:: GIVEN RECORDS ::

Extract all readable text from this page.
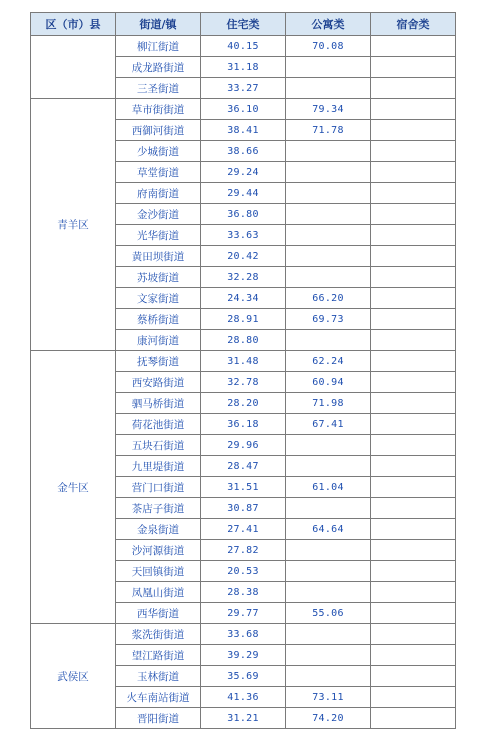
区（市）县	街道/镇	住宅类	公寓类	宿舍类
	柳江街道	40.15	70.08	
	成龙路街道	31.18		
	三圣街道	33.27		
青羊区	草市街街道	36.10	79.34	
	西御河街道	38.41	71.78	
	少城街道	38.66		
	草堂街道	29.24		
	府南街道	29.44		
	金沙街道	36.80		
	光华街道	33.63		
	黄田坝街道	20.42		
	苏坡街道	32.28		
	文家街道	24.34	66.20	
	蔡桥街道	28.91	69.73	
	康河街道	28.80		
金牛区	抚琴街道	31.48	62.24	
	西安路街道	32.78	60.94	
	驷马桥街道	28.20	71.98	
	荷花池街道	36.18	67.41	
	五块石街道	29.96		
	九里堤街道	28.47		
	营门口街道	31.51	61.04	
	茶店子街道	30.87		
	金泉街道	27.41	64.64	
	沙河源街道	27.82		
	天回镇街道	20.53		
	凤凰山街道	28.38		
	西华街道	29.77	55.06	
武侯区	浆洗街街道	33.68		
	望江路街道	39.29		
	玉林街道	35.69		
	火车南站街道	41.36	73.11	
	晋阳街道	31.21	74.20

:::
:: GIVEN RECORDS ::

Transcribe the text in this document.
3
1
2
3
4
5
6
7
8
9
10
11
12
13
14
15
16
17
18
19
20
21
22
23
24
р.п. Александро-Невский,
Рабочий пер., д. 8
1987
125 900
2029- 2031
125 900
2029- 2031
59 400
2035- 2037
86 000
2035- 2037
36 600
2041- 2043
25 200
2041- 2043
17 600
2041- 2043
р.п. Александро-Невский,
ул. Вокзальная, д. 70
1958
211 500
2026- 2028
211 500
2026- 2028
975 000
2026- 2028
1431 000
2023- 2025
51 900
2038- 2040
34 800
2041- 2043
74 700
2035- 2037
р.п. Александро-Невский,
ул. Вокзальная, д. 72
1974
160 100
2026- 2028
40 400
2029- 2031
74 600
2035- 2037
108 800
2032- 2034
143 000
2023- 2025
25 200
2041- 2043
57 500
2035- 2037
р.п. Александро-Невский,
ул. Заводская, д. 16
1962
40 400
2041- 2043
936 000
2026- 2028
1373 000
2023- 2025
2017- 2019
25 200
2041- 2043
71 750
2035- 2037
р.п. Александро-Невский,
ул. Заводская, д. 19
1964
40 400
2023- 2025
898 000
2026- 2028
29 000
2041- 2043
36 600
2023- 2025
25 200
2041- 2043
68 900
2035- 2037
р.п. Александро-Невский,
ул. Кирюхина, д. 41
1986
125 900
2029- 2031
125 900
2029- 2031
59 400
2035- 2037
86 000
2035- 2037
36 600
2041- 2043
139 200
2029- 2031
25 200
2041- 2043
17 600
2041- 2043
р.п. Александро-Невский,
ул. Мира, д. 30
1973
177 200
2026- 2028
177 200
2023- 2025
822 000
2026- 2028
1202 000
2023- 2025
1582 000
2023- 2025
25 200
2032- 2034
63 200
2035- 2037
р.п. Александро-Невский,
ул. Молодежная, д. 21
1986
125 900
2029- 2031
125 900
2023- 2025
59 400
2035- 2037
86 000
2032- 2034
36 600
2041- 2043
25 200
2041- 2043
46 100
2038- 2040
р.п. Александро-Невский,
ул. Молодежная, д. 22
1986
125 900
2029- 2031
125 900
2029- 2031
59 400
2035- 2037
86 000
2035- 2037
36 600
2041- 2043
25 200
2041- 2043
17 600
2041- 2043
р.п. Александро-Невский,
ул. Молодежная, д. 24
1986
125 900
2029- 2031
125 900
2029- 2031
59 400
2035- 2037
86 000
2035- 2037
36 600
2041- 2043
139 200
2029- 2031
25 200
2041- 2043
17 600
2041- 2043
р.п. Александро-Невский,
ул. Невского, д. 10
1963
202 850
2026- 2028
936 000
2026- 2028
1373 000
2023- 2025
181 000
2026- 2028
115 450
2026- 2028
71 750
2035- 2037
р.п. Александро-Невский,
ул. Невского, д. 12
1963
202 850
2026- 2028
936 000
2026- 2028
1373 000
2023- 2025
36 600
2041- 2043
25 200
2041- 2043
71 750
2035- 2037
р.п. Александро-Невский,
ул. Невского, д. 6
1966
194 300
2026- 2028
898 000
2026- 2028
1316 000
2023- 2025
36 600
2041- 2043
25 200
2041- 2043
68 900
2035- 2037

:::

Scan the material and collect every line that contains "text".

Extract all readable text from this page.
Transcribe the text in this document.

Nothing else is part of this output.